> _Prompt_: Which lines below hold the word "JSON"? Report each one.
╭──
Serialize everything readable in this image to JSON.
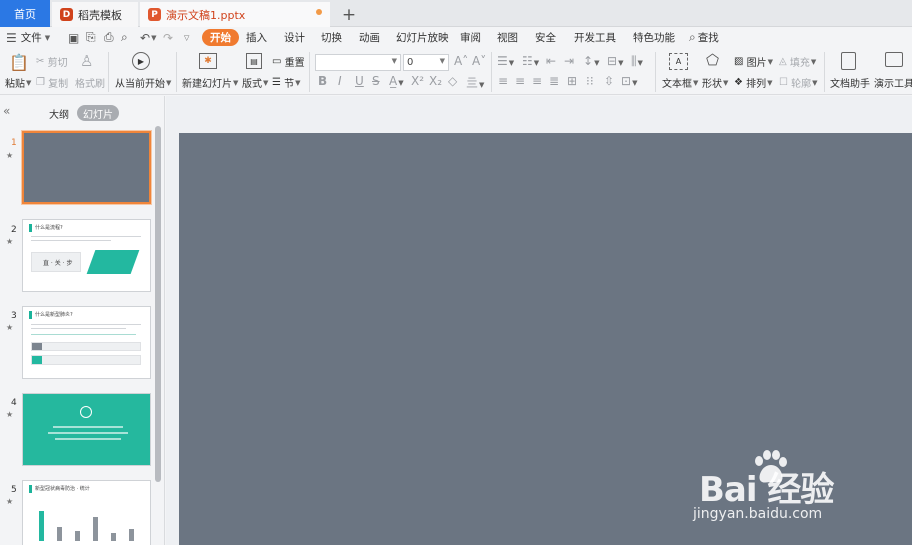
{
  "tabs": {
    "home": "首页",
    "template": "稻壳模板",
    "document": "演示文稿1.pptx",
    "add": "+"
  },
  "menu": {
    "file": "文件",
    "items": [
      "开始",
      "插入",
      "设计",
      "切换",
      "动画",
      "幻灯片放映",
      "审阅",
      "视图",
      "安全",
      "开发工具",
      "特色功能"
    ],
    "search": "查找"
  },
  "ribbon": {
    "paste": "粘贴",
    "cut": "剪切",
    "copy": "复制",
    "format_painter": "格式刷",
    "from_current": "从当前开始",
    "new_slide": "新建幻灯片",
    "layout": "版式",
    "reset": "重置",
    "section": "节",
    "font_size": "0",
    "bold": "B",
    "italic": "I",
    "underline": "U",
    "strike": "S",
    "textbox": "文本框",
    "shape": "形状",
    "picture": "图片",
    "fill": "填充",
    "arrange": "排列",
    "outline": "轮廓",
    "doc_assistant": "文档助手",
    "present_tools": "演示工具"
  },
  "panel": {
    "outline_tab": "大纲",
    "slides_tab": "幻灯片",
    "slides": [
      {
        "num": "1",
        "title": ""
      },
      {
        "num": "2",
        "title": "什么是流程?"
      },
      {
        "num": "3",
        "title": "什么是新型肺炎?"
      },
      {
        "num": "4",
        "title": ""
      },
      {
        "num": "5",
        "title": "新型冠状病毒防治 · 统计"
      }
    ],
    "slide2_mid": "直 · 关 · 步"
  },
  "watermark": {
    "main": "Bai 经验",
    "sub": "jingyan.baidu.com"
  },
  "colors": {
    "accent": "#f07a2f",
    "home_tab": "#2b78e4",
    "slide_bg": "#6b7582",
    "teal": "#23b8a0"
  }
}
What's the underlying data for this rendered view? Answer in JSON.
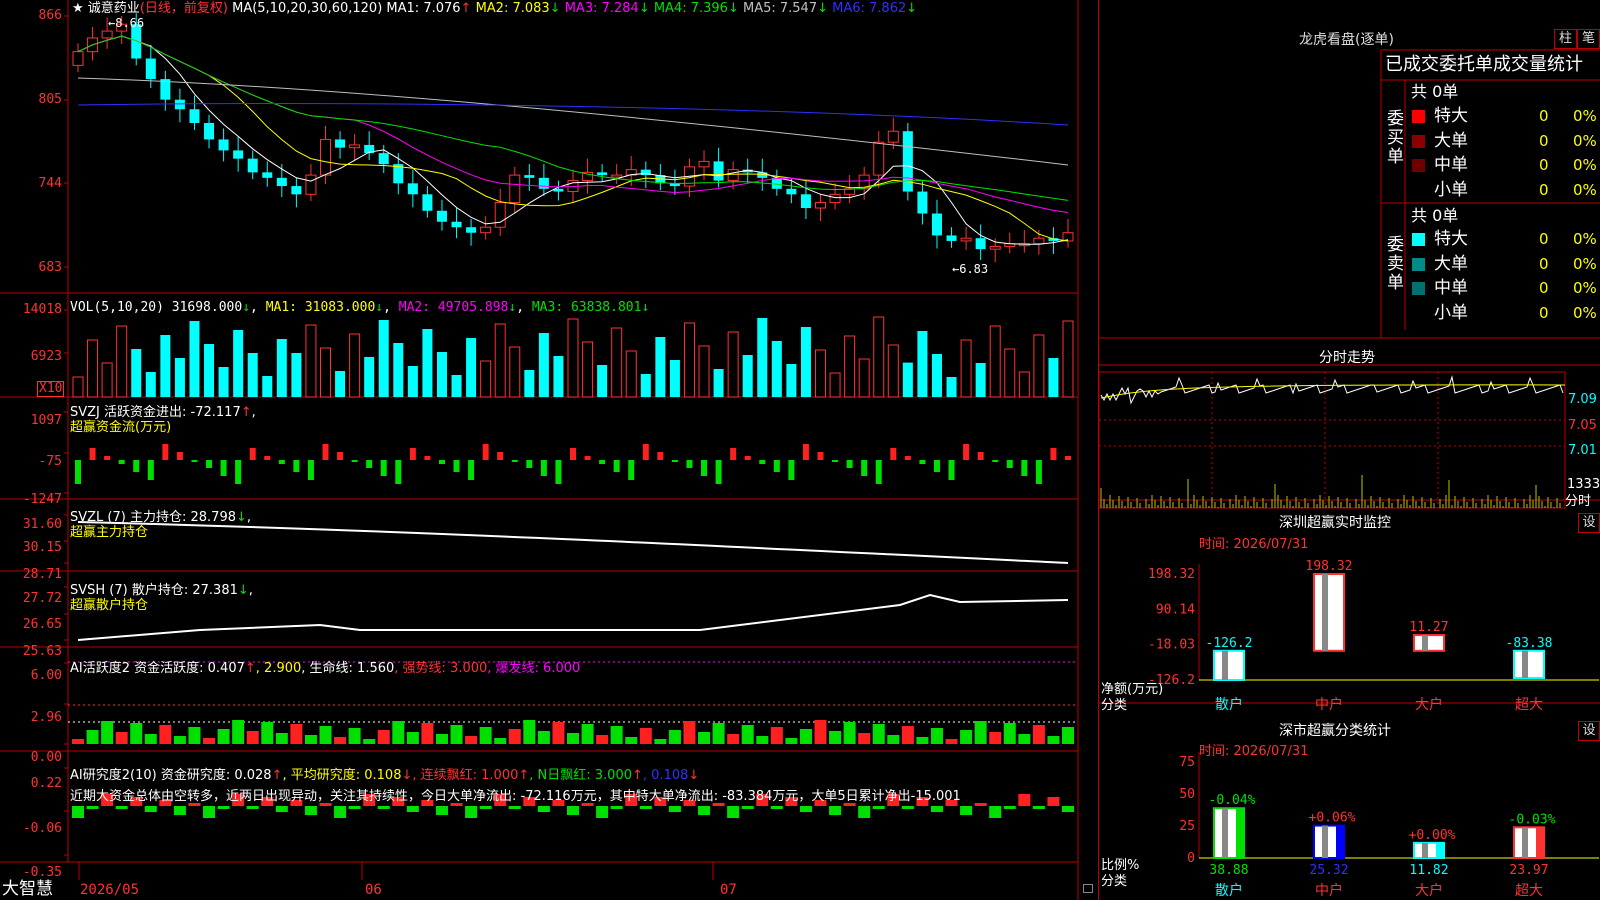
{
  "app": {
    "brand": "大智慧"
  },
  "main_chart": {
    "stock_name": "诚意药业",
    "period_label": "(日线，前复权)",
    "ma_label": "MA(5,10,20,30,60,120)",
    "ma_values": [
      {
        "name": "MA1",
        "value": "7.076",
        "dir": "↑"
      },
      {
        "name": "MA2",
        "value": "7.083",
        "dir": "↓"
      },
      {
        "name": "MA3",
        "value": "7.284",
        "dir": "↓"
      },
      {
        "name": "MA4",
        "value": "7.396",
        "dir": "↓"
      },
      {
        "name": "MA5",
        "value": "7.547",
        "dir": "↓"
      },
      {
        "name": "MA6",
        "value": "7.862",
        "dir": "↓"
      }
    ],
    "y_ticks": [
      "866",
      "805",
      "744",
      "683"
    ],
    "high_label": "←8.66",
    "low_label": "←6.83",
    "colors": {
      "up": "#ff3232",
      "down": "#00ffff",
      "ma1": "#ffffff",
      "ma2": "#ffff00",
      "ma3": "#ff00ff",
      "ma4": "#00e000",
      "ma5": "#c0c0c0",
      "ma6": "#3030ff"
    }
  },
  "vol": {
    "label": "VOL(5,10,20)",
    "value": "31698.000",
    "value_dir": "↓",
    "ma1": {
      "name": "MA1",
      "value": "31083.000",
      "dir": "↓"
    },
    "ma2": {
      "name": "MA2",
      "value": "49705.898",
      "dir": "↓"
    },
    "ma3": {
      "name": "MA3",
      "value": "63838.801",
      "dir": "↓"
    },
    "y_ticks": [
      "14018",
      "6923"
    ],
    "unit": "X10"
  },
  "svzj": {
    "label": "SVZJ",
    "text": "活跃资金进出: -72.117",
    "dir": "↑",
    "subtitle": "超赢资金流(万元)",
    "y_ticks": [
      "1097",
      "-75",
      "-1247"
    ]
  },
  "svzl": {
    "label": "SVZL (7)",
    "text": "主力持仓: 28.798",
    "dir": "↓",
    "subtitle": "超赢主力持仓",
    "y_ticks": [
      "31.60",
      "30.15",
      "28.71"
    ]
  },
  "svsh": {
    "label": "SVSH (7)",
    "text": "散户持仓: 27.381",
    "dir": "↓",
    "subtitle": "超赢散户持仓",
    "y_ticks": [
      "27.72",
      "26.65",
      "25.63"
    ]
  },
  "ai_active": {
    "label": "AI活跃度2",
    "text1": "资金活跃度: 0.407",
    "dir1": "↑",
    "text2": ", 2.900",
    "text3": ", 生命线: 1.560",
    "text4": ", 强势线: 3.000",
    "text5": ", 爆发线: 6.000",
    "y_ticks": [
      "6.00",
      "2.96",
      "0.00"
    ]
  },
  "ai_research": {
    "label": "AI研究度2(10)",
    "text1": "资金研究度: 0.028",
    "text2": ", 平均研究度: 0.108",
    "text3": ", 连续飘红: 1.000",
    "text4": ", N日飘红: 3.000",
    "text5": ", 0.108",
    "comment": "近期大资金总体由空转多，近两日出现异动，关注其持续性，今日大单净流出: -72.116万元，其中特大单净流出: -83.384万元，大单5日累计净出-15.001",
    "y_ticks": [
      "0.22",
      "-0.06",
      "-0.35"
    ]
  },
  "x_axis": {
    "labels": [
      "2026/05",
      "06",
      "07"
    ]
  },
  "right": {
    "lhb_title": "龙虎看盘(逐单)",
    "btn_pillar": "柱",
    "btn_stroke": "笔",
    "stat_title": "已成交委托单成交量统计",
    "buy_label": "委买单",
    "sell_label": "委卖单",
    "buy_total": "共 0单",
    "sell_total": "共 0单",
    "rows": [
      {
        "name": "特大",
        "count": "0",
        "pct": "0%"
      },
      {
        "name": "大单",
        "count": "0",
        "pct": "0%"
      },
      {
        "name": "中单",
        "count": "0",
        "pct": "0%"
      },
      {
        "name": "小单",
        "count": "0",
        "pct": "0%"
      }
    ],
    "buy_colors": [
      "#ff0000",
      "#8b0000",
      "#700000",
      "#000000"
    ],
    "sell_colors": [
      "#00ffff",
      "#008b8b",
      "#007070",
      "#000000"
    ],
    "intraday_title": "分时走势",
    "intraday_ticks": [
      "7.09",
      "7.05",
      "7.01"
    ],
    "intraday_vol": "1333",
    "intraday_vol_label": "分时",
    "sz_title": "深圳超赢实时监控",
    "sz_btn": "设",
    "sz_time": "时间: 2026/07/31",
    "sz_yticks": [
      "198.32",
      "90.14",
      "-18.03",
      "-126.2"
    ],
    "sz_ylabel1": "净额(万元)",
    "sz_ylabel2": "分类",
    "sz_bars": [
      {
        "cat": "散户",
        "value": -126.2,
        "label": "-126.2"
      },
      {
        "cat": "中户",
        "value": 198.32,
        "label": "198.32"
      },
      {
        "cat": "大户",
        "value": 11.27,
        "label": "11.27"
      },
      {
        "cat": "超大",
        "value": -83.38,
        "label": "-83.38"
      }
    ],
    "sc_title": "深市超赢分类统计",
    "sc_btn": "设",
    "sc_time": "时间: 2026/07/31",
    "sc_yticks": [
      "75",
      "50",
      "25",
      "0"
    ],
    "sc_ylabel1": "比例%",
    "sc_ylabel2": "分类",
    "sc_bars": [
      {
        "cat": "散户",
        "value": 38.88,
        "label": "38.88",
        "change": "-0.04%"
      },
      {
        "cat": "中户",
        "value": 25.32,
        "label": "25.32",
        "change": "+0.06%"
      },
      {
        "cat": "大户",
        "value": 11.82,
        "label": "11.82",
        "change": "+0.00%"
      },
      {
        "cat": "超大",
        "value": 23.97,
        "label": "23.97",
        "change": "-0.03%"
      }
    ]
  }
}
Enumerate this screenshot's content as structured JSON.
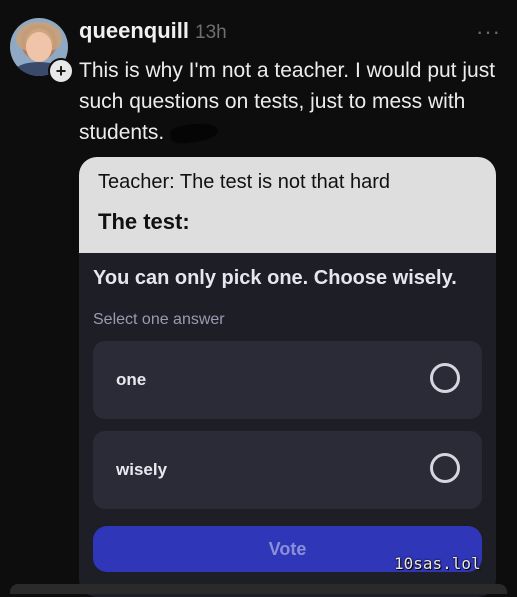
{
  "post": {
    "username": "queenquill",
    "timestamp": "13h",
    "more_icon": "more-dots-icon",
    "follow_icon": "plus-icon",
    "text": "This is why I'm not a teacher. I would put just such questions on tests, just to mess with students."
  },
  "meme": {
    "line1": "Teacher: The test is not that hard",
    "line2": "The test:"
  },
  "poll": {
    "question": "You can only pick one. Choose wisely.",
    "instruction": "Select one answer",
    "options": [
      {
        "label": "one"
      },
      {
        "label": "wisely"
      }
    ],
    "vote_label": "Vote"
  },
  "watermark": "10sas.lol",
  "colors": {
    "background": "#0d0d0d",
    "poll_bg": "#1d1e26",
    "option_bg": "#2a2b36",
    "vote_button": "#3036b8"
  }
}
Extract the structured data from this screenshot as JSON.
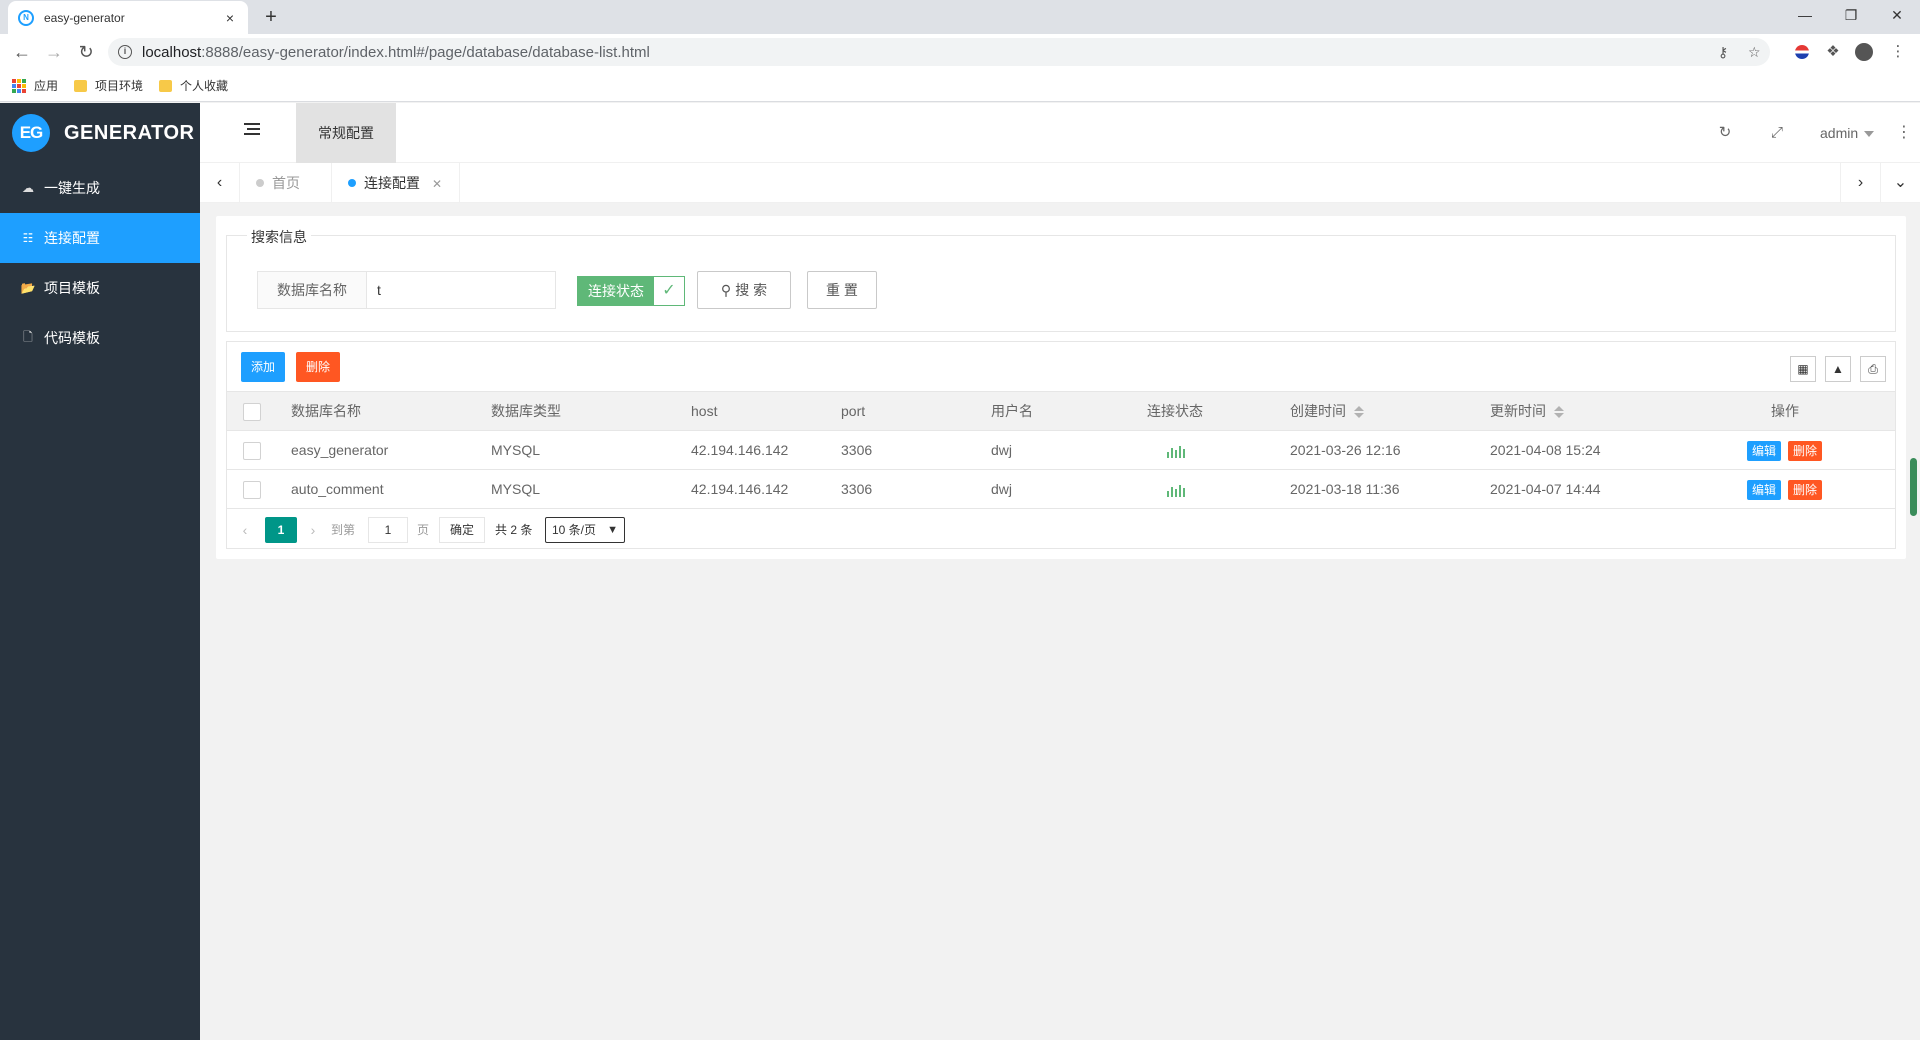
{
  "browser": {
    "tab_title": "easy-generator",
    "tab_close": "×",
    "new_tab": "+",
    "url_host": "localhost",
    "url_path": ":8888/easy-generator/index.html#/page/database/database-list.html",
    "bookmarks": [
      {
        "label": "应用",
        "icon": "apps-icon"
      },
      {
        "label": "项目环境",
        "icon": "folder-icon"
      },
      {
        "label": "个人收藏",
        "icon": "folder-icon"
      }
    ]
  },
  "sidebar": {
    "logo_badge": "EG",
    "logo_text": "GENERATOR",
    "items": [
      {
        "label": "一键生成",
        "icon": "cloud-icon",
        "active": false
      },
      {
        "label": "连接配置",
        "icon": "sitemap-icon",
        "active": true
      },
      {
        "label": "项目模板",
        "icon": "folder-open-icon",
        "active": false
      },
      {
        "label": "代码模板",
        "icon": "code-file-icon",
        "active": false
      }
    ]
  },
  "header": {
    "tab_label": "常规配置",
    "user": "admin"
  },
  "page_tabs": [
    {
      "label": "首页",
      "active": false
    },
    {
      "label": "连接配置",
      "active": true
    }
  ],
  "search": {
    "legend": "搜索信息",
    "field_label": "数据库名称",
    "field_value": "t",
    "status_label": "连接状态",
    "search_button": "搜 索",
    "reset_button": "重 置"
  },
  "table": {
    "add_button": "添加",
    "delete_button": "删除",
    "columns": [
      "数据库名称",
      "数据库类型",
      "host",
      "port",
      "用户名",
      "连接状态",
      "创建时间",
      "更新时间",
      "操作"
    ],
    "rows": [
      {
        "name": "easy_generator",
        "type": "MYSQL",
        "host": "42.194.146.142",
        "port": "3306",
        "user": "dwj",
        "created": "2021-03-26 12:16",
        "updated": "2021-04-08 15:24"
      },
      {
        "name": "auto_comment",
        "type": "MYSQL",
        "host": "42.194.146.142",
        "port": "3306",
        "user": "dwj",
        "created": "2021-03-18 11:36",
        "updated": "2021-04-07 14:44"
      }
    ],
    "edit_label": "编辑",
    "delete_label": "删除"
  },
  "pager": {
    "current": "1",
    "goto_label": "到第",
    "goto_value": "1",
    "page_label": "页",
    "confirm_label": "确定",
    "total_label": "共 2 条",
    "page_size": "10 条/页"
  },
  "colors": {
    "primary": "#1e9fff",
    "danger": "#ff5722",
    "success": "#5fb878",
    "teal": "#009688",
    "sidebar_bg": "#28333e"
  }
}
╰──
> _Completed task_:
Serialize everything readable in this image to JSON.
What's the underlying data for this rendered view? Answer in JSON.
Enumerate this screenshot's content as structured JSON.
Extract the structured data from this screenshot as JSON.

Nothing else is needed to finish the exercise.